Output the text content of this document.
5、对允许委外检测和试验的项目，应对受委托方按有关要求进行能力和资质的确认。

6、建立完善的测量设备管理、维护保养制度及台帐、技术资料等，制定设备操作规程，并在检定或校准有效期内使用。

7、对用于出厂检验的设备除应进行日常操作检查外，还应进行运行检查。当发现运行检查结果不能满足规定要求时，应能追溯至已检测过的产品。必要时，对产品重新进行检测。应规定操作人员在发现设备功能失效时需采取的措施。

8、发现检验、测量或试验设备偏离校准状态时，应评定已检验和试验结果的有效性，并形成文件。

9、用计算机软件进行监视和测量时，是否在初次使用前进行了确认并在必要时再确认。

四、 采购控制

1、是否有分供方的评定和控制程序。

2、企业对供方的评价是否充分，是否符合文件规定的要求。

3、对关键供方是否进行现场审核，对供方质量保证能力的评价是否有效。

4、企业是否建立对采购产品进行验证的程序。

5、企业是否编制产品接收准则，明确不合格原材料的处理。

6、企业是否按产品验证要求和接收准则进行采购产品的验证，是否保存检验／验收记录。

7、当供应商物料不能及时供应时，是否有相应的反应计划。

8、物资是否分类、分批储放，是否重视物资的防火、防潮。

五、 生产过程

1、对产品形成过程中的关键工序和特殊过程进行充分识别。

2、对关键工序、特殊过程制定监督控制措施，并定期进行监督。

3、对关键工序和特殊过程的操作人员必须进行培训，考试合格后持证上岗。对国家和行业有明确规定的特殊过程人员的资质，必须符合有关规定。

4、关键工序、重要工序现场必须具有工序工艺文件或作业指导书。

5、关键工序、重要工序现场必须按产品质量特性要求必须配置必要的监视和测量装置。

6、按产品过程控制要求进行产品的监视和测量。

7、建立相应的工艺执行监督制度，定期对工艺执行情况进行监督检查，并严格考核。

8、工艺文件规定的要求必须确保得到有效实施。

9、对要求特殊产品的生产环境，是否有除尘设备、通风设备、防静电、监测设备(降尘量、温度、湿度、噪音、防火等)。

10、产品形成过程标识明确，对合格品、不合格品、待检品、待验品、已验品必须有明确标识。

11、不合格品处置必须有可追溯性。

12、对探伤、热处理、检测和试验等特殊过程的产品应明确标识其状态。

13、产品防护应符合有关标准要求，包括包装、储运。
* * * * * * * * *
**EXERCISE PROMPT**
Transcribe the records above exactly as they appear.

**WRITTEN RESPONSE**
Output the text content of this document.
5、对允许委外检测和试验的项目，应对受委托方按有关要求进行能力和资质的确认。

6、建立完善的测量设备管理、维护保养制度及台帐、技术资料等，制定设备操作规程，并在检定或校准有效期内使用。

7、对用于出厂检验的设备除应进行日常操作检查外，还应进行运行检查。当发现运行检查结果不能满足规定要求时，应能追溯至已检测过的产品。必要时，对产品重新进行检测。应规定操作人员在发现设备功能失效时需采取的措施。

8、发现检验、测量或试验设备偏离校准状态时，应评定已检验和试验结果的有效性，并形成文件。

9、用计算机软件进行监视和测量时，是否在初次使用前进行了确认并在必要时再确认。

四、 采购控制

1、是否有分供方的评定和控制程序。

2、企业对供方的评价是否充分，是否符合文件规定的要求。

3、对关键供方是否进行现场审核，对供方质量保证能力的评价是否有效。

4、企业是否建立对采购产品进行验证的程序。

5、企业是否编制产品接收准则，明确不合格原材料的处理。

6、企业是否按产品验证要求和接收准则进行采购产品的验证，是否保存检验／验收记录。

7、当供应商物料不能及时供应时，是否有相应的反应计划。

8、物资是否分类、分批储放，是否重视物资的防火、防潮。

五、 生产过程

1、对产品形成过程中的关键工序和特殊过程进行充分识别。

2、对关键工序、特殊过程制定监督控制措施，并定期进行监督。

3、对关键工序和特殊过程的操作人员必须进行培训，考试合格后持证上岗。对国家和行业有明确规定的特殊过程人员的资质，必须符合有关规定。

4、关键工序、重要工序现场必须具有工序工艺文件或作业指导书。

5、关键工序、重要工序现场必须按产品质量特性要求必须配置必要的监视和测量装置。

6、按产品过程控制要求进行产品的监视和测量。

7、建立相应的工艺执行监督制度，定期对工艺执行情况进行监督检查，并严格考核。

8、工艺文件规定的要求必须确保得到有效实施。

9、对要求特殊产品的生产环境，是否有除尘设备、通风设备、防静电、监测设备(降尘量、温度、湿度、噪音、防火等)。

10、产品形成过程标识明确，对合格品、不合格品、待检品、待验品、已验品必须有明确标识。

11、不合格品处置必须有可追溯性。

12、对探伤、热处理、检测和试验等特殊过程的产品应明确标识其状态。

13、产品防护应符合有关标准要求，包括包装、储运。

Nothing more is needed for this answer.